Objective:
Pictures stay out of the copy; set down each line of the listing below exactly.

-*-*-

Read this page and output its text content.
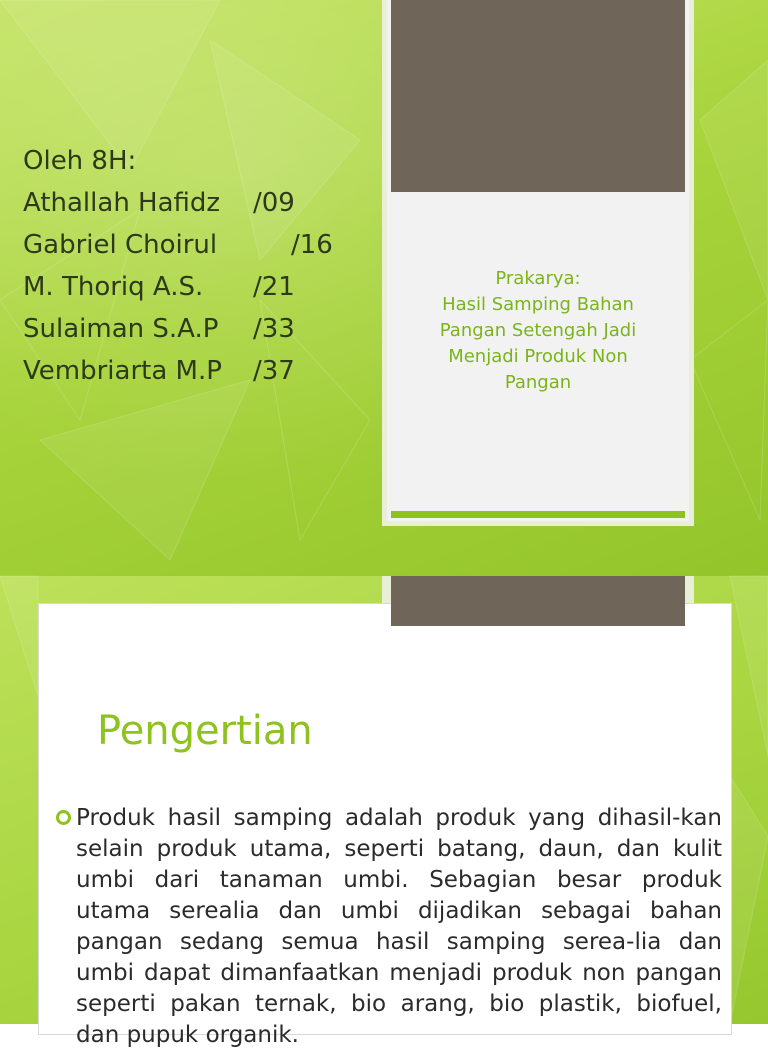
Oleh 8H:
Athallah Hafidz /09
Gabriel Choirul	/16
M. Thoriq A.S. /21
Sulaiman S.A.P /33
Vembriarta M.P /37
Prakarya:
Hasil Samping Bahan
Pangan Setengah Jadi
Menjadi Produk Non
Pangan
Pengertian

Produk hasil samping adalah produk yang dihasil-kan selain produk utama, seperti batang, daun, dan kulit umbi dari tanaman umbi. Sebagian besar produk utama serealia dan umbi dijadikan sebagai bahan pangan sedang semua hasil samping serea-lia dan umbi dapat dimanfaatkan menjadi produk non pangan seperti pakan ternak, bio arang, bio plastik, biofuel, dan pupuk organik.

-*-*-

Response to this exercise:
Read this page and output its text content.
Oleh 8H:
Athallah Hafidz /09
Gabriel Choirul	/16
M. Thoriq A.S. /21
Sulaiman S.A.P /33
Vembriarta M.P /37
Prakarya:
Hasil Samping Bahan
Pangan Setengah Jadi
Menjadi Produk Non
Pangan
Pengertian

Produk hasil samping adalah produk yang dihasil-kan selain produk utama, seperti batang, daun, dan kulit umbi dari tanaman umbi. Sebagian besar produk utama serealia dan umbi dijadikan sebagai bahan pangan sedang semua hasil samping serea-lia dan umbi dapat dimanfaatkan menjadi produk non pangan seperti pakan ternak, bio arang, bio plastik, biofuel, dan pupuk organik.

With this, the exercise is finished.